## EXERCISE DIRECTIONS
Search the data for the string "text" and extract every line where it appears.

## INFORMATION PROVIDED

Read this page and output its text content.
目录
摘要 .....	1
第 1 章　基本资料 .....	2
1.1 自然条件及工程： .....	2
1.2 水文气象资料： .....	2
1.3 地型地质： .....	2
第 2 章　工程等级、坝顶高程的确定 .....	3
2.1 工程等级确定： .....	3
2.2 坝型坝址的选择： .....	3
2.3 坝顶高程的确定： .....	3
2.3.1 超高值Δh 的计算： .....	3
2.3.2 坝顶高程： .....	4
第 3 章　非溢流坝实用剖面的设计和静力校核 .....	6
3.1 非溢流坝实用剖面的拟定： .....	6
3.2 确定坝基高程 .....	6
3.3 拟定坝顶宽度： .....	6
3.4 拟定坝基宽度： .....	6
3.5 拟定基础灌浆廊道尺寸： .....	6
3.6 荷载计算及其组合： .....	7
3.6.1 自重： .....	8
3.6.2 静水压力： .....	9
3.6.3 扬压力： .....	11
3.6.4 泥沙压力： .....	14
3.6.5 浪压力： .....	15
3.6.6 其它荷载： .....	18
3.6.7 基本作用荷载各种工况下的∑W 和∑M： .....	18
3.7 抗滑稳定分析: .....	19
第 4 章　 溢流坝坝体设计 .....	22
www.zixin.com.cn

==

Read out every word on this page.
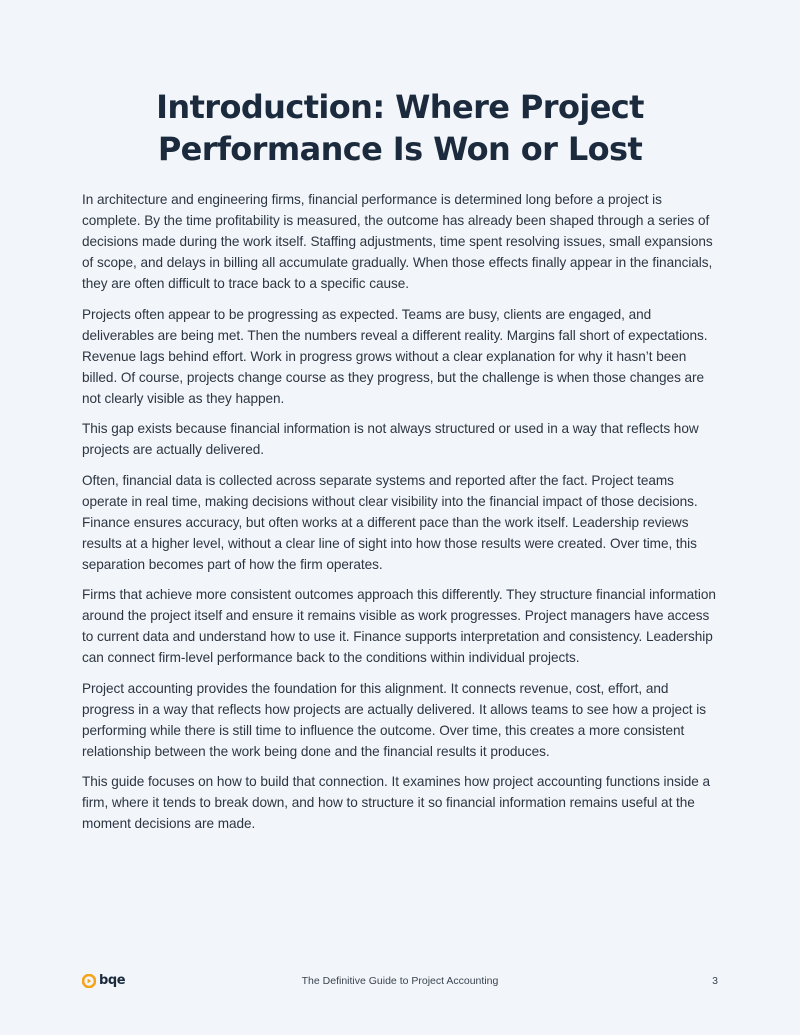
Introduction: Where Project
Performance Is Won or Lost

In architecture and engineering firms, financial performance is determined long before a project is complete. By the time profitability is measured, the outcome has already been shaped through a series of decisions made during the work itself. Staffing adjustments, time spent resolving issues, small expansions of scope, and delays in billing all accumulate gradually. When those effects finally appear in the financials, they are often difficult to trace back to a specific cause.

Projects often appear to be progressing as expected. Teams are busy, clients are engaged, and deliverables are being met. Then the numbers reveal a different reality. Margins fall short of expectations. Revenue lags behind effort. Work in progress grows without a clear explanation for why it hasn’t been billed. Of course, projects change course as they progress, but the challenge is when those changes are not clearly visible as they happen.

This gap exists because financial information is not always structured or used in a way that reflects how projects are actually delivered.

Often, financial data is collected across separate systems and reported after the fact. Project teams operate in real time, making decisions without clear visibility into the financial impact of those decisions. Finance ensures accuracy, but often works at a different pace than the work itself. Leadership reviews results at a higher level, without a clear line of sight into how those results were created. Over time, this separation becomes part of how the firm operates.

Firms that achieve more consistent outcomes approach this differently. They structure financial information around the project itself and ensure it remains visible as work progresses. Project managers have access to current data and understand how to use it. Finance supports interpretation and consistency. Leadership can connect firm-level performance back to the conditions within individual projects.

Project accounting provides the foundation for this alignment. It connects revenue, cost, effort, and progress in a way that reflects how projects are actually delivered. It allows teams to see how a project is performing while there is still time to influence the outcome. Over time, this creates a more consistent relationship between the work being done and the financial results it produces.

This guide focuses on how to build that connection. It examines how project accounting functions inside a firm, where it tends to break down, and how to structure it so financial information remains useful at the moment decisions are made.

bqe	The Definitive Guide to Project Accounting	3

--

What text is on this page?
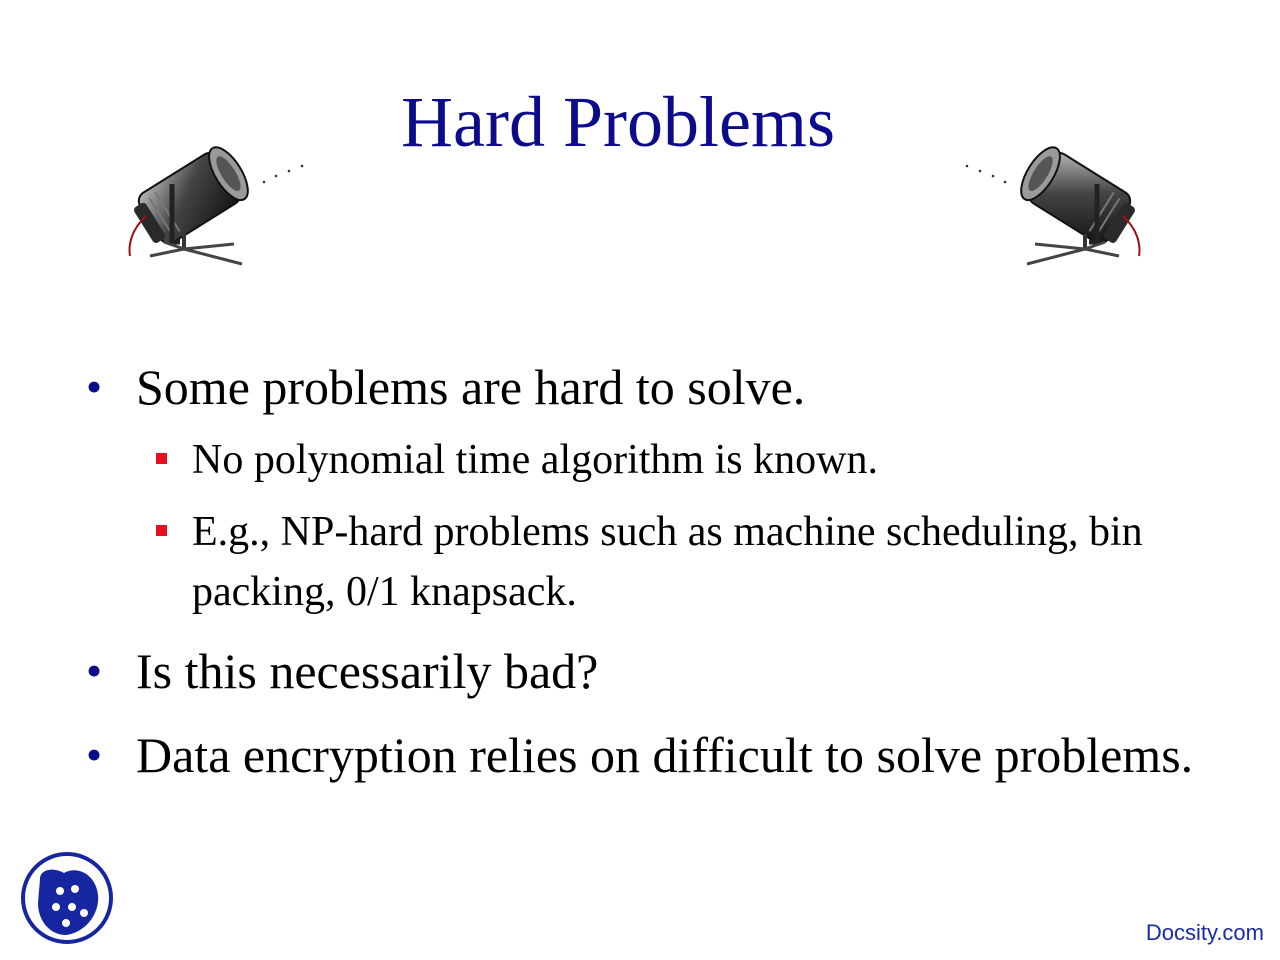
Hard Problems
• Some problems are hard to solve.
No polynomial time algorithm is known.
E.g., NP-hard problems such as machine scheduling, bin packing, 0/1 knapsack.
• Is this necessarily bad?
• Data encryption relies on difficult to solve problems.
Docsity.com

## EXERCISE ANSWER
Read this page and output its text content.
What text is on this page?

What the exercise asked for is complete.